— CHALLENGE —
Comb through the entries for "przyciski" and pull out each line that holds it.

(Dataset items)
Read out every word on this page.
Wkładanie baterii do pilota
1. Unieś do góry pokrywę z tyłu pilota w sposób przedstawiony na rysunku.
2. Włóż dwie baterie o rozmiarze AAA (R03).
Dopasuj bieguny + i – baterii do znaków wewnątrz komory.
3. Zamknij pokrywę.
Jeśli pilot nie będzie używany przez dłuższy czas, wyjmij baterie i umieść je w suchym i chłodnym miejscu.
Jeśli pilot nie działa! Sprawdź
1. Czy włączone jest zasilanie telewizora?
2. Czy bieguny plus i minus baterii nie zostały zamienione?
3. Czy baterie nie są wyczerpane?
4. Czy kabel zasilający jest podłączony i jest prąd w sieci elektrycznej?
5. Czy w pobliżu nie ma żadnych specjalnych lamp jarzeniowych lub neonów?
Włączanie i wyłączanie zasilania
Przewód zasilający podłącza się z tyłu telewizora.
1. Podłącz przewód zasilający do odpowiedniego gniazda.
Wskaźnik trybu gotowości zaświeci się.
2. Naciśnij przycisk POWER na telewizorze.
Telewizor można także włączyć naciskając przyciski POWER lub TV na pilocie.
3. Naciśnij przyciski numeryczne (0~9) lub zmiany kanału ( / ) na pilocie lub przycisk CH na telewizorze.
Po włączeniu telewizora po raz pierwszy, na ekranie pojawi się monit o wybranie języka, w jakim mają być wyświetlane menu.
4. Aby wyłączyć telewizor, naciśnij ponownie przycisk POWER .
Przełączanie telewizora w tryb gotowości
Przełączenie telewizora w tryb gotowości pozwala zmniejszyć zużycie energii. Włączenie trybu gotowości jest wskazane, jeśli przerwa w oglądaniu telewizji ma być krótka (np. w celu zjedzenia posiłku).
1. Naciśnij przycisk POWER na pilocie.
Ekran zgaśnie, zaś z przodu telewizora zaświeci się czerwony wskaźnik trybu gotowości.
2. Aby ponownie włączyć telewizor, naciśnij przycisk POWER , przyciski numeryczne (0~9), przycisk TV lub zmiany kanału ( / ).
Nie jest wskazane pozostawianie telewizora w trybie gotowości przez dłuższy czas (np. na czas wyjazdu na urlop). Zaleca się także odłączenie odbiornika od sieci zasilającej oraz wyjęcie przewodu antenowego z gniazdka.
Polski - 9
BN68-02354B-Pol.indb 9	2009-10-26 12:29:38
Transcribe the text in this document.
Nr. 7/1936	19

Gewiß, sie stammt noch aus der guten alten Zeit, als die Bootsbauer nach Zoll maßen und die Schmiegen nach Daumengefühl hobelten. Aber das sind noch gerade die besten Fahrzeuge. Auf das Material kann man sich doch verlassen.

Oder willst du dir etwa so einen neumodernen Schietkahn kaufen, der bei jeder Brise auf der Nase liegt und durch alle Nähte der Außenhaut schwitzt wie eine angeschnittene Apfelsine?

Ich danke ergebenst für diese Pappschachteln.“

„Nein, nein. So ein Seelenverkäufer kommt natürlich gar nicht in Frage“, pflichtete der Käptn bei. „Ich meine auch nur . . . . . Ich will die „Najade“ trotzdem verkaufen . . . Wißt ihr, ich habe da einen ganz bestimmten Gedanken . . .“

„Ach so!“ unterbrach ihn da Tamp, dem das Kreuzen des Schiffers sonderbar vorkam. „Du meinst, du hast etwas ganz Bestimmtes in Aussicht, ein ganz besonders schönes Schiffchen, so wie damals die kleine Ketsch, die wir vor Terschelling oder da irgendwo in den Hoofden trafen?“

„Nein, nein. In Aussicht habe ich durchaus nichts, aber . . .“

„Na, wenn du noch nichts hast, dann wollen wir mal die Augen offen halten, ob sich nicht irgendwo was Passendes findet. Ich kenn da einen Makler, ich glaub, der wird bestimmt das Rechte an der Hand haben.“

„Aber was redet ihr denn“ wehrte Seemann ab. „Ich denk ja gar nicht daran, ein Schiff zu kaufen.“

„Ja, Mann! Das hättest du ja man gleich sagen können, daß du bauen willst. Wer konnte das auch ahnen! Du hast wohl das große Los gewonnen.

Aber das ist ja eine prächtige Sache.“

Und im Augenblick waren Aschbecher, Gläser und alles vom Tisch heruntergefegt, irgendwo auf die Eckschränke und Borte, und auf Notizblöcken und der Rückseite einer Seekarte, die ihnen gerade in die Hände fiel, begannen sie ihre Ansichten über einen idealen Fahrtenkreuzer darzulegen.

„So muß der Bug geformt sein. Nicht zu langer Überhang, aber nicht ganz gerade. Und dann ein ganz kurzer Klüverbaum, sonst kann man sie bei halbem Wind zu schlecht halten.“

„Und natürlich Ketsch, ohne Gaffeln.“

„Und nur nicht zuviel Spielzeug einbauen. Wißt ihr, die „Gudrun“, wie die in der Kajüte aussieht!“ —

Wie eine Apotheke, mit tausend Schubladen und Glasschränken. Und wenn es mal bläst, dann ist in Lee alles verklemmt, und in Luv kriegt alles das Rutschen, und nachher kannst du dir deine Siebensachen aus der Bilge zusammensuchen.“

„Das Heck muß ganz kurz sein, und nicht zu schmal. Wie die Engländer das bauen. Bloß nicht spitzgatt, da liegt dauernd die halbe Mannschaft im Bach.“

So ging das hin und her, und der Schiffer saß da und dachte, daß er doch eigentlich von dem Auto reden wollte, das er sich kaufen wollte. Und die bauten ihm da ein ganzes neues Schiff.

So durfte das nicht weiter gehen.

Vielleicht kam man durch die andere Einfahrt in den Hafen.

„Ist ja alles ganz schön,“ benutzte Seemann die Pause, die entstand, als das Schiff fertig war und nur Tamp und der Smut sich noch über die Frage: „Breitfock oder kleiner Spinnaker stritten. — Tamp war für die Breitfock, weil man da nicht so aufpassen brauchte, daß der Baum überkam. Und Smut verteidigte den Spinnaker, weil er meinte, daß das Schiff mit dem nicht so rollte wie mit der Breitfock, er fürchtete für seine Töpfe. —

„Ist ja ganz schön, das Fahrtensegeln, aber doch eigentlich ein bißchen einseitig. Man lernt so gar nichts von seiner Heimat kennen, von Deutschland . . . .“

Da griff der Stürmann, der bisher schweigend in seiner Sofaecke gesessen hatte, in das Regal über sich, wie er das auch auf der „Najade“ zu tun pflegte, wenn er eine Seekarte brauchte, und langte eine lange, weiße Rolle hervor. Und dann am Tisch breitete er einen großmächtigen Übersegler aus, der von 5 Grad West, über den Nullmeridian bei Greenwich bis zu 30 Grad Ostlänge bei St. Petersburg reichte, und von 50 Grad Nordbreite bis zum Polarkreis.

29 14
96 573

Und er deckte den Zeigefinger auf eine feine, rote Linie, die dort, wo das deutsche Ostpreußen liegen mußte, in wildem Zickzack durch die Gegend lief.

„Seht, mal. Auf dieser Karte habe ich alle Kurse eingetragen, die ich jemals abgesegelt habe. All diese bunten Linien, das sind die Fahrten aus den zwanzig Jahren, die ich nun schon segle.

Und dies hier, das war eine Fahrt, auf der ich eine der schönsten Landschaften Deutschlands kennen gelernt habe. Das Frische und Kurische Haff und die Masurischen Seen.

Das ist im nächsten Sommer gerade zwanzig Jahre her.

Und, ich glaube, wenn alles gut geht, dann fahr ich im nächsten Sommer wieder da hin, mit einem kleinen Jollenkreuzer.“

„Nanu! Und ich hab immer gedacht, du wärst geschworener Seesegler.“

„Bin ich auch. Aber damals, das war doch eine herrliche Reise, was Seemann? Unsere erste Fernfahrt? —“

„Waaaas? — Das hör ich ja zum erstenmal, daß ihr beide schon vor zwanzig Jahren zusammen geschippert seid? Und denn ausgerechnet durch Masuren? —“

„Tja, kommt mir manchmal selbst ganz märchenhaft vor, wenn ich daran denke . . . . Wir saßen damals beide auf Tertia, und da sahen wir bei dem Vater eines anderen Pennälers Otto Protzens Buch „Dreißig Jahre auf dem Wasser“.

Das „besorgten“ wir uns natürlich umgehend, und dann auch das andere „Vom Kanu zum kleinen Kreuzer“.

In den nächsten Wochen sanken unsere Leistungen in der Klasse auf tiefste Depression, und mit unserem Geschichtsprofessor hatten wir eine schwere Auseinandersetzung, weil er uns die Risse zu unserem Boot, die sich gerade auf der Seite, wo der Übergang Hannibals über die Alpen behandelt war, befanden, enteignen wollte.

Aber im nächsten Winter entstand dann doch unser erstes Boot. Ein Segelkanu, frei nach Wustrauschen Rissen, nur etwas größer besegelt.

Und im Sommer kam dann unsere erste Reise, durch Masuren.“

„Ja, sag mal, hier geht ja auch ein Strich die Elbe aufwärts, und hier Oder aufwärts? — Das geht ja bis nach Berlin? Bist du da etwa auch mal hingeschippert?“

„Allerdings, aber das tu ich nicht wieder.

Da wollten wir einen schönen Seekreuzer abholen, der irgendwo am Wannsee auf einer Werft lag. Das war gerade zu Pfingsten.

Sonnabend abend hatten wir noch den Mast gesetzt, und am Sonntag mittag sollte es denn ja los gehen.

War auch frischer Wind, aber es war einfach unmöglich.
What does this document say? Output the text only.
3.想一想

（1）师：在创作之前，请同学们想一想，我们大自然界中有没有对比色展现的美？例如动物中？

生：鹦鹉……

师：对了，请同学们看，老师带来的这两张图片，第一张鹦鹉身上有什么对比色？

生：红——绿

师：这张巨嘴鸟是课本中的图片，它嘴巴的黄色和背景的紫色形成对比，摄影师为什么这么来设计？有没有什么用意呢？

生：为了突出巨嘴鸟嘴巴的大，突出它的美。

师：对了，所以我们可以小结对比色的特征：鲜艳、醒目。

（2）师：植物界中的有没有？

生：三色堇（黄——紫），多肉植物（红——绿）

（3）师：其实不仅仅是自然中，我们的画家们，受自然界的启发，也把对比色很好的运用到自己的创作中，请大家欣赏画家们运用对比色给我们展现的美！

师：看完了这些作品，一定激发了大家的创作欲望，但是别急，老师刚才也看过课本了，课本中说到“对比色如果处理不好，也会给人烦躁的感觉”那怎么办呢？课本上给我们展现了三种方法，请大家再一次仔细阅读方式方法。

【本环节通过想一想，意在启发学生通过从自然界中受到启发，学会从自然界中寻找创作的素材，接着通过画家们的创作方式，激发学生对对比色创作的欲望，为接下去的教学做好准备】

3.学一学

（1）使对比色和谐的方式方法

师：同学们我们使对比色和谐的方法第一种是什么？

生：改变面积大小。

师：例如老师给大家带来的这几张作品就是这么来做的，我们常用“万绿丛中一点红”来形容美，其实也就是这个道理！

— OUTPUT FOR THIS TASK —
Telewizor można także włączyć naciskając przyciski POWER lub TV na pilocie.
3. Naciśnij przyciski numeryczne (0~9) lub zmiany kanału ( / ) na pilocie lub przycisk CH na telewizorze.
2. Aby ponownie włączyć telewizor, naciśnij przycisk POWER , przyciski numeryczne (0~9), przycisk TV lub zmiany kanału ( / ).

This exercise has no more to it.